Images must not appear in your copy; reproduce every other part of the records exactly.

** START RECORDED INFORMATION **

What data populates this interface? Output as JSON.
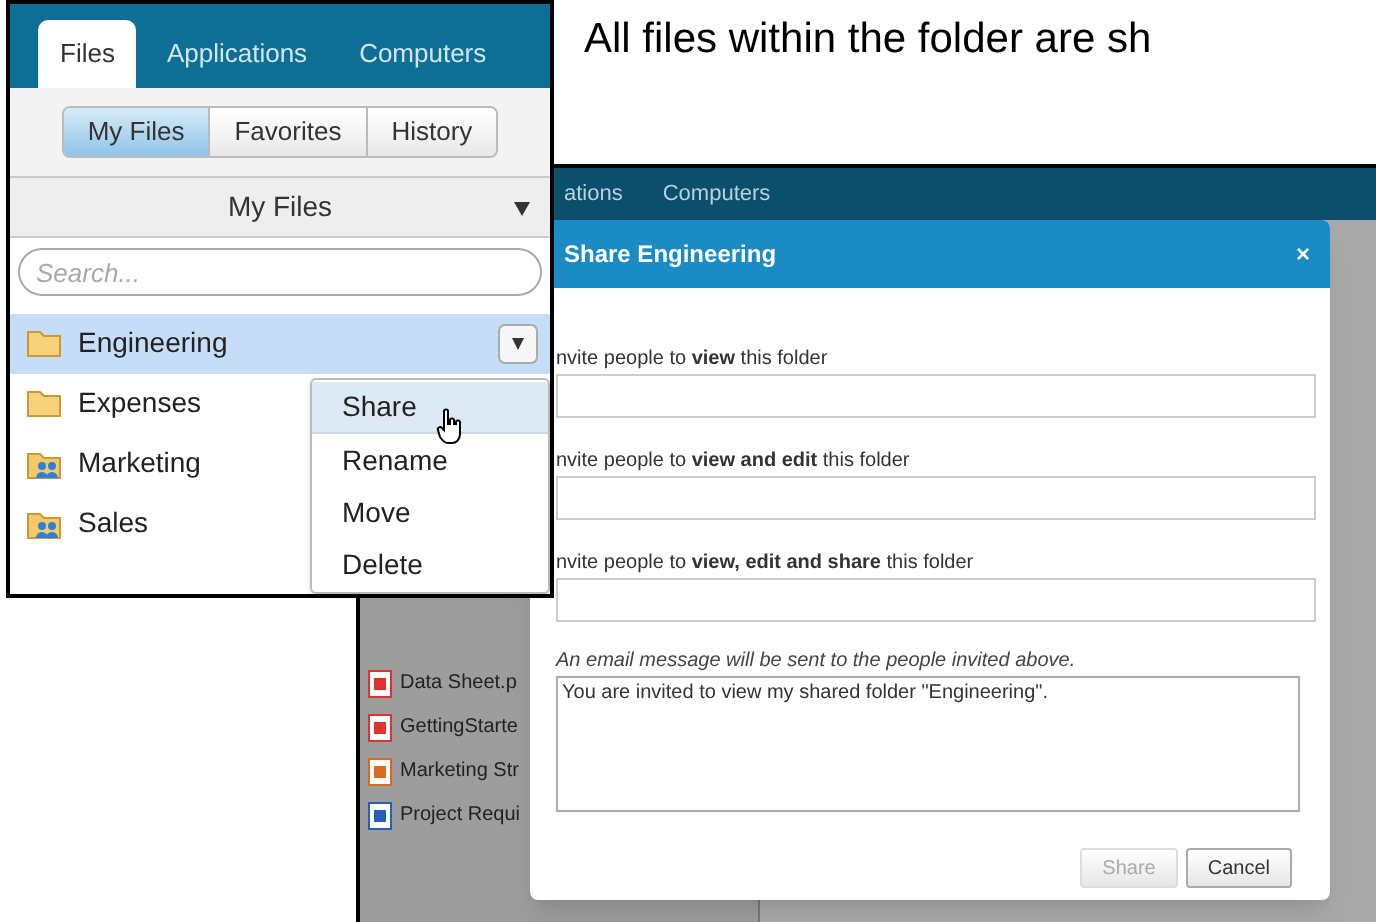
{
  "caption": "All files within the folder are sh",
  "panel": {
    "tabs": [
      {
        "label": "Files",
        "selected": true
      },
      {
        "label": "Applications",
        "selected": false
      },
      {
        "label": "Computers",
        "selected": false
      }
    ],
    "views": [
      {
        "label": "My Files",
        "selected": true
      },
      {
        "label": "Favorites",
        "selected": false
      },
      {
        "label": "History",
        "selected": false
      }
    ],
    "header": "My Files",
    "search": {
      "placeholder": "Search..."
    },
    "folders": [
      {
        "name": "Engineering",
        "kind": "folder",
        "selected": true
      },
      {
        "name": "Expenses",
        "kind": "folder",
        "selected": false
      },
      {
        "name": "Marketing",
        "kind": "shared",
        "selected": false
      },
      {
        "name": "Sales",
        "kind": "shared",
        "selected": false
      }
    ],
    "context_menu": [
      {
        "label": "Share",
        "selected": true
      },
      {
        "label": "Rename",
        "selected": false
      },
      {
        "label": "Move",
        "selected": false
      },
      {
        "label": "Delete",
        "selected": false
      }
    ]
  },
  "background_window": {
    "tabs": [
      "ations",
      "Computers"
    ],
    "files": [
      {
        "name": "Data Sheet.p",
        "kind": "pdf"
      },
      {
        "name": "GettingStarte",
        "kind": "pdf"
      },
      {
        "name": "Marketing Str",
        "kind": "ppt"
      },
      {
        "name": "Project Requi",
        "kind": "doc"
      }
    ]
  },
  "dialog": {
    "title": "Share Engineering",
    "close": "×",
    "fields": [
      {
        "label": "nvite people to **view** this folder"
      },
      {
        "label": "nvite people to **view and edit** this folder"
      },
      {
        "label": "nvite people to **view, edit and share** this folder"
      }
    ],
    "note": "An email message will be sent to the people invited above.",
    "message": "You are invited to view my shared folder \"Engineering\".",
    "buttons": [
      {
        "label": "Share",
        "disabled": true
      },
      {
        "label": "Cancel",
        "disabled": false
      }
    ]
  }
}
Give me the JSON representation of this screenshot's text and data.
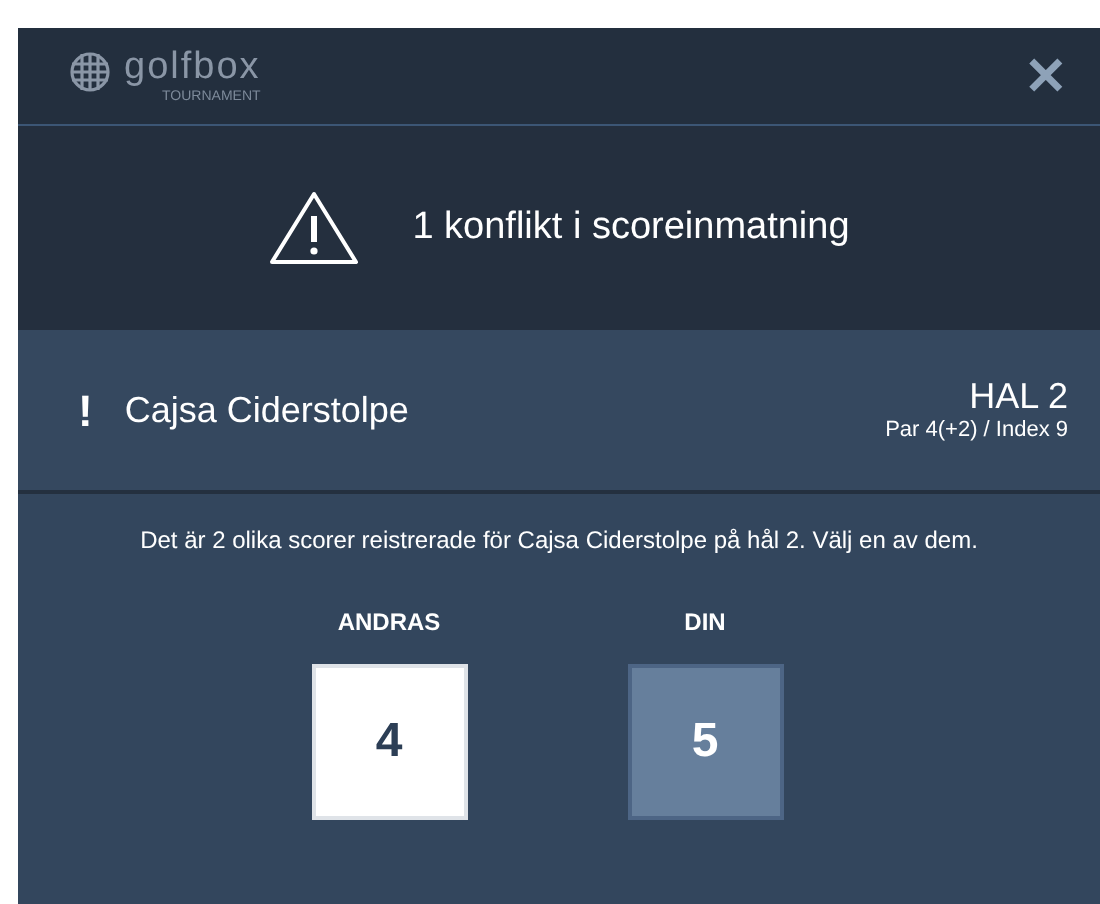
{
  "header": {
    "logo": "golfbox",
    "logo_sub": "TOURNAMENT",
    "close": "✕"
  },
  "banner": {
    "title": "1 konflikt i scoreinmatning"
  },
  "player": {
    "mark": "!",
    "name": "Cajsa Ciderstolpe",
    "hole": "HAL 2",
    "hole_info": "Par 4(+2) / Index 9"
  },
  "message": "Det är 2 olika scorer reistrerade för Cajsa Ciderstolpe på hål 2. Välj en av dem.",
  "options": [
    {
      "label": "ANDRAS",
      "score": "4",
      "selected": true
    },
    {
      "label": "DIN",
      "score": "5",
      "selected": false
    }
  ]
}
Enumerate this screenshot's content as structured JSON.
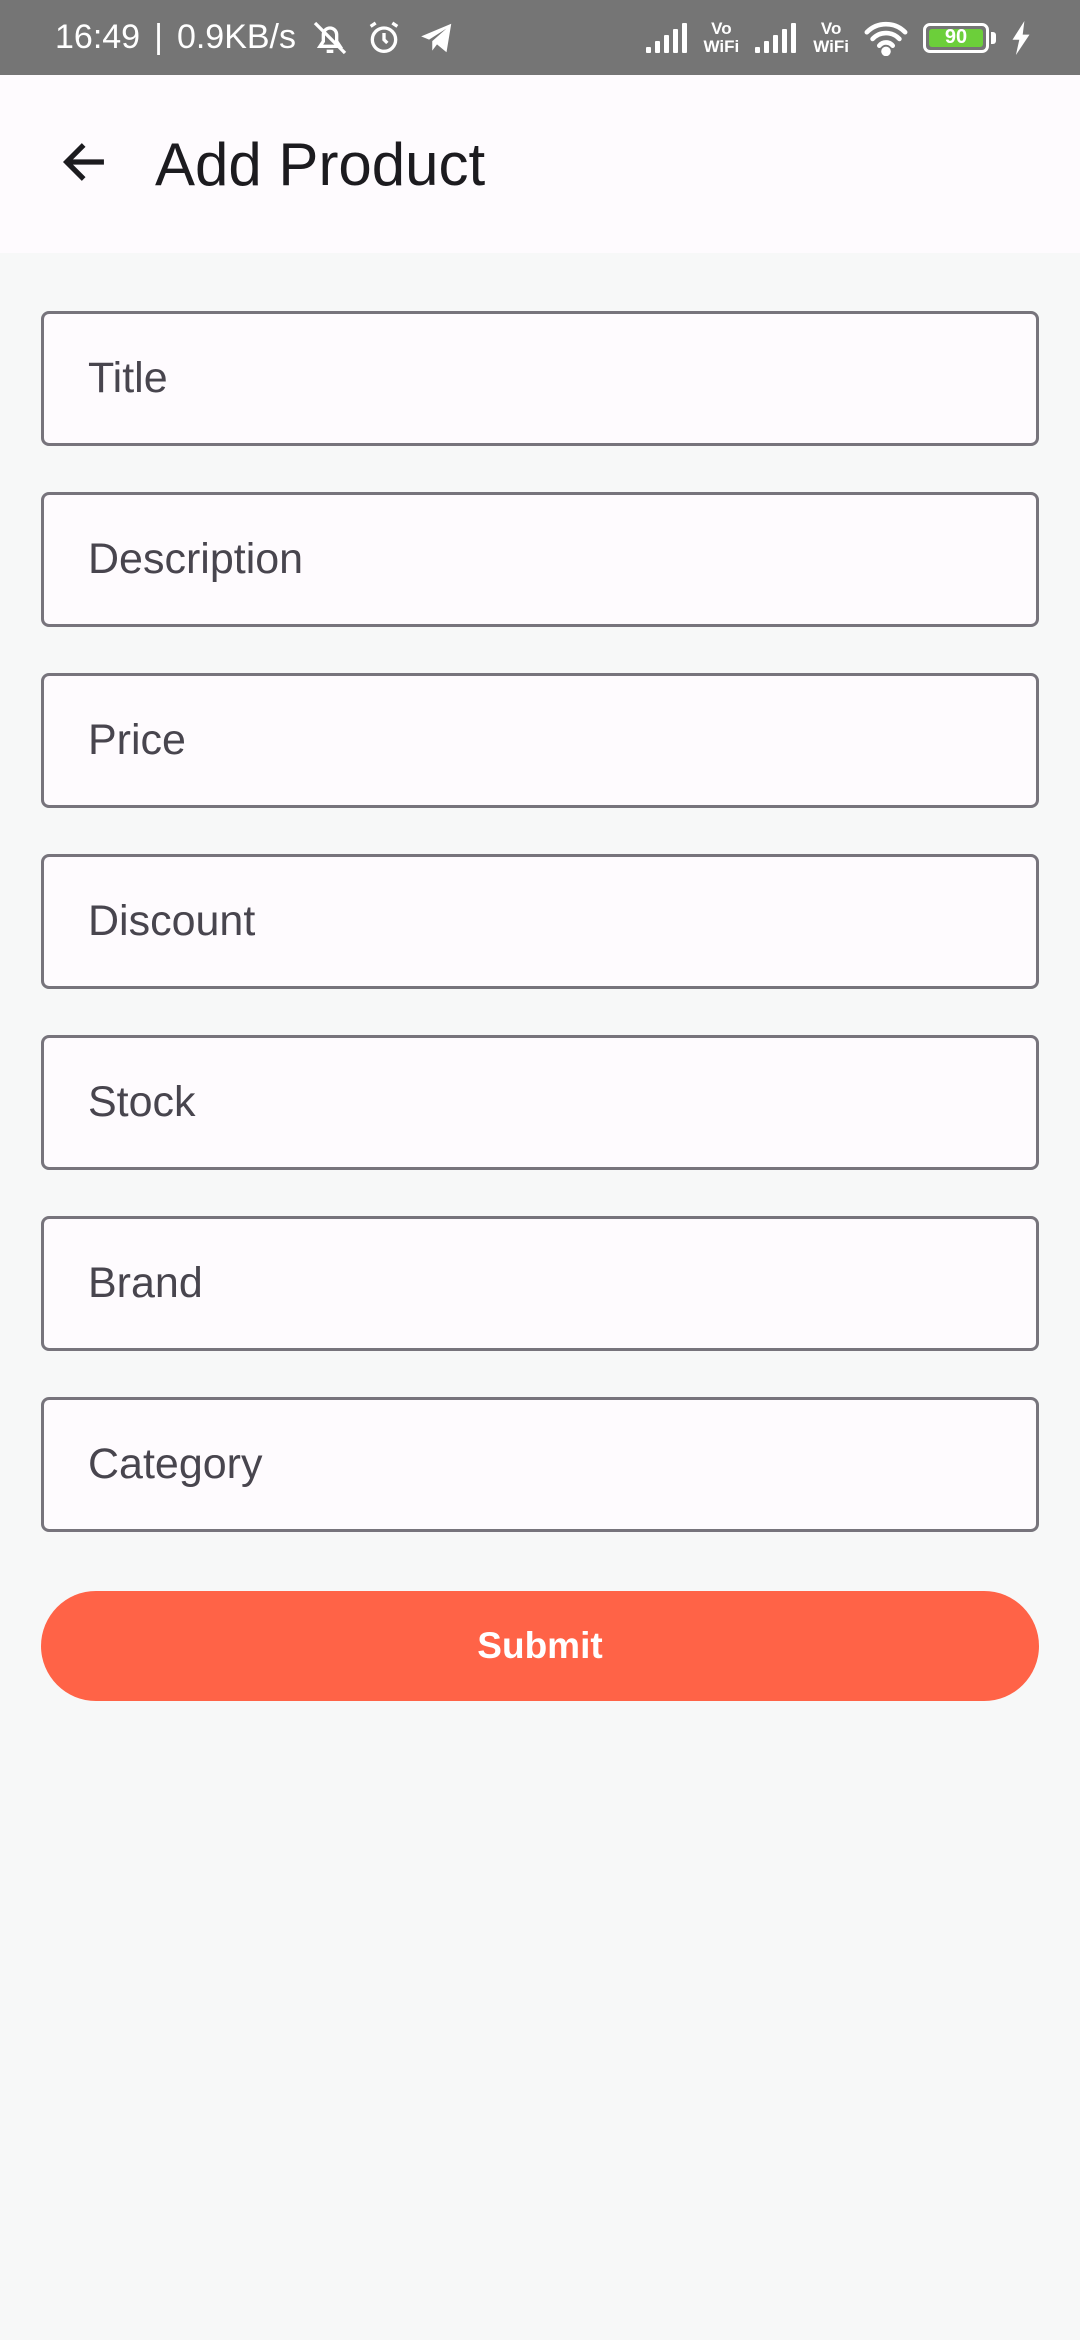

** END RECORDED INFORMATION **

■ **SOLUTION BELOW**:
What data populates this interface? Output as JSON.
{
  "caption": "All files within the folder are sh",
  "panel": {
    "tabs": [
      {
        "label": "Files",
        "selected": true
      },
      {
        "label": "Applications",
        "selected": false
      },
      {
        "label": "Computers",
        "selected": false
      }
    ],
    "views": [
      {
        "label": "My Files",
        "selected": true
      },
      {
        "label": "Favorites",
        "selected": false
      },
      {
        "label": "History",
        "selected": false
      }
    ],
    "header": "My Files",
    "search": {
      "placeholder": "Search..."
    },
    "folders": [
      {
        "name": "Engineering",
        "kind": "folder",
        "selected": true
      },
      {
        "name": "Expenses",
        "kind": "folder",
        "selected": false
      },
      {
        "name": "Marketing",
        "kind": "shared",
        "selected": false
      },
      {
        "name": "Sales",
        "kind": "shared",
        "selected": false
      }
    ],
    "context_menu": [
      {
        "label": "Share",
        "selected": true
      },
      {
        "label": "Rename",
        "selected": false
      },
      {
        "label": "Move",
        "selected": false
      },
      {
        "label": "Delete",
        "selected": false
      }
    ]
  },
  "background_window": {
    "tabs": [
      "ations",
      "Computers"
    ],
    "files": [
      {
        "name": "Data Sheet.p",
        "kind": "pdf"
      },
      {
        "name": "GettingStarte",
        "kind": "pdf"
      },
      {
        "name": "Marketing Str",
        "kind": "ppt"
      },
      {
        "name": "Project Requi",
        "kind": "doc"
      }
    ]
  },
  "dialog": {
    "title": "Share Engineering",
    "close": "×",
    "fields": [
      {
        "label": "nvite people to **view** this folder"
      },
      {
        "label": "nvite people to **view and edit** this folder"
      },
      {
        "label": "nvite people to **view, edit and share** this folder"
      }
    ],
    "note": "An email message will be sent to the people invited above.",
    "message": "You are invited to view my shared folder \"Engineering\".",
    "buttons": [
      {
        "label": "Share",
        "disabled": true
      },
      {
        "label": "Cancel",
        "disabled": false
      }
    ]
  }
}
Give me the JSON representation of this screenshot's text and data.
{
  "header": {
    "logo": "golfbox",
    "logo_sub": "TOURNAMENT",
    "close": "✕"
  },
  "banner": {
    "title": "1 konflikt i scoreinmatning"
  },
  "player": {
    "mark": "!",
    "name": "Cajsa Ciderstolpe",
    "hole": "HAL 2",
    "hole_info": "Par 4(+2) / Index 9"
  },
  "message": "Det är 2 olika scorer reistrerade för Cajsa Ciderstolpe på hål 2. Välj en av dem.",
  "options": [
    {
      "label": "ANDRAS",
      "score": "4",
      "selected": true
    },
    {
      "label": "DIN",
      "score": "5",
      "selected": false
    }
  ]
}
Enumerate this screenshot's content as structured JSON.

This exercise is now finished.